=== Supplied passage ===
Post-transcriptional regulation of diabetic wound healing by junctional adhesion molecule A/miR-106b axis

Background

Despite advancements in molecular science and biomaterial technology, the mechanisms underlying the impaired healing of diabetic wounds remain unclear. In this study, we investigated the post-transcriptional regulation of diabetic wound healing using JAM-A.

Methods

Mouse wound models, hematoxylin and eosin staining analysis, and scratch wound assays were used to investigate the effects of JAM-A 3′-UTR on the re-epithelialization of diabetic wounds, whereas RNA pulldown, microRNA-seq, and bioinformatics analyses were performed to identify key miRNA players and predict their target genes. In situ hybridization, immunohistochemistry, western blotting, and polymerase chain reaction (PCR) were used to confirm the alternative splicing of JAM-A 3′-UTR in diabetic conditions. CCK-8 proliferation assays, scratch wound assays, PCR, western blotting, and dual-luciferase assays were performed to study the changes in cell proliferation and migration induced by miR-106b-5p modification and confirm the target gene.

=== Recorded information ===
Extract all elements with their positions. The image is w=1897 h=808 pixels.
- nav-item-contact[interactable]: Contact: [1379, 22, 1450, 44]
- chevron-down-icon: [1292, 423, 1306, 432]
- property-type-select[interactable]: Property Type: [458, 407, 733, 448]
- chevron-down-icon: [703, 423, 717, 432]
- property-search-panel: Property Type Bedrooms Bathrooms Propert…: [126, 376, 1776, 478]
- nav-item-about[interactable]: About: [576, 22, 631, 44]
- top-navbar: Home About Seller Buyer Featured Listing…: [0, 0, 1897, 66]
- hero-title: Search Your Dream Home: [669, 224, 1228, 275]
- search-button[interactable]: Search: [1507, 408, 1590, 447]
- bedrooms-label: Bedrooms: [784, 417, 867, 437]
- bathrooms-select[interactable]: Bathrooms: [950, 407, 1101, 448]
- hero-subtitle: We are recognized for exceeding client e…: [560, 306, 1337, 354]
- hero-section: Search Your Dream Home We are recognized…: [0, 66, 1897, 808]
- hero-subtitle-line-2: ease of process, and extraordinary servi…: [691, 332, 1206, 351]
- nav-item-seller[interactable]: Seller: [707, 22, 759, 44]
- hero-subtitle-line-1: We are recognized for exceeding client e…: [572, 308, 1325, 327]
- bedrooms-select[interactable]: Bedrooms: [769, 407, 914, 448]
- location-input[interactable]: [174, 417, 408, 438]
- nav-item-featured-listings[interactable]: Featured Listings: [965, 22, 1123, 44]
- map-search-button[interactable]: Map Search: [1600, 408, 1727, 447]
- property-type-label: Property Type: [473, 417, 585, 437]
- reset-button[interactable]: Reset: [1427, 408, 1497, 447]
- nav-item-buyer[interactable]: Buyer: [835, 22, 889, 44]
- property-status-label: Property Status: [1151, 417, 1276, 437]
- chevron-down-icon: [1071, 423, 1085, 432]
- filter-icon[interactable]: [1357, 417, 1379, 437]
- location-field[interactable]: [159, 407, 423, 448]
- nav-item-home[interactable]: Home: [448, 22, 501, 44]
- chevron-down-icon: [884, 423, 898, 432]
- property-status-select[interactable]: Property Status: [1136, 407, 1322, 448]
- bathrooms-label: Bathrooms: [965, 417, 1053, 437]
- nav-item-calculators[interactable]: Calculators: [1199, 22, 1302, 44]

=== Work order 1 ===
According to the JAM-A wound-healing abstract, which analyses were performed to identify key miRNA players and predict their target genes?
=== Work order 2 ===
State whether each statement agrees with the JAM-A wound-healing abstract. Answer yes or no, and quote the deciding words of the abstract.
(a) The mechanisms behind the impaired healing of diabetic wounds are still unclear.
(b) Mass spectrometry was used to confirm the alternative splicing of JAM-A 3′-UTR in diabetic conditions.
(c) Scratch wound assays were used to study the effects of JAM-A 3′-UTR on the re-epithelialization of diabetic wounds.
=== Work order 3 ===
Write a continuation of the JAM-A wound-healing abstract, beginning after its last sentence.
The data have nothing to do with the JAM-A wound-healing abstract.

=== Reply 1 ===
RNA pulldown, microRNA-seq, and bioinformatics analyses.

=== Reply 2 ===
(a) Yes: "the mechanisms underlying the impaired healing of diabetic wounds remain unclear"
(b) No: "In situ hybridization, immunohistochemistry, western blotting, and polymerase chain reaction (PCR) were used to confirm the alternative splicing of JAM-A 3′-UTR in diabetic conditions"
(c) Yes: "Mouse wound models, hematoxylin and eosin staining analysis, and scratch wound assays were used to investigate the effects of JAM-A 3′-UTR on the re-epithelialization of diabetic wounds"

=== Reply 3 ===
Results

JAM-A 3′-UTR accelerated re-epithelialization in diabetic mouse wounds. Shortened splicing was found in the 3′-UTR of JAM-A under diabetic conditions, leading to the excessive release of miR-106b-5p while the promoter of miR-106b was activated. Furthermore, upregulated miR-106b-5p over-activated cell proliferation and inhibited cell migration in diabetic wound keratinocytes by suppressing the target gene PTEN/TIAM1 and regulating the AKT and RAC1 pathways, thereby impairing wound re-epithelialization.

Conclusions

We identified alternative splicing of JAM-A 3′-UTR in diabetic conditions, which caused the excessive release of miR-106b. Upregulation of miR-106b reduced the expression of its target genes, PTEN and TIAM1, which led to hyperactive proliferation and impaired migration of keratinocytes, thereby dysregulating wound re-epithelialization.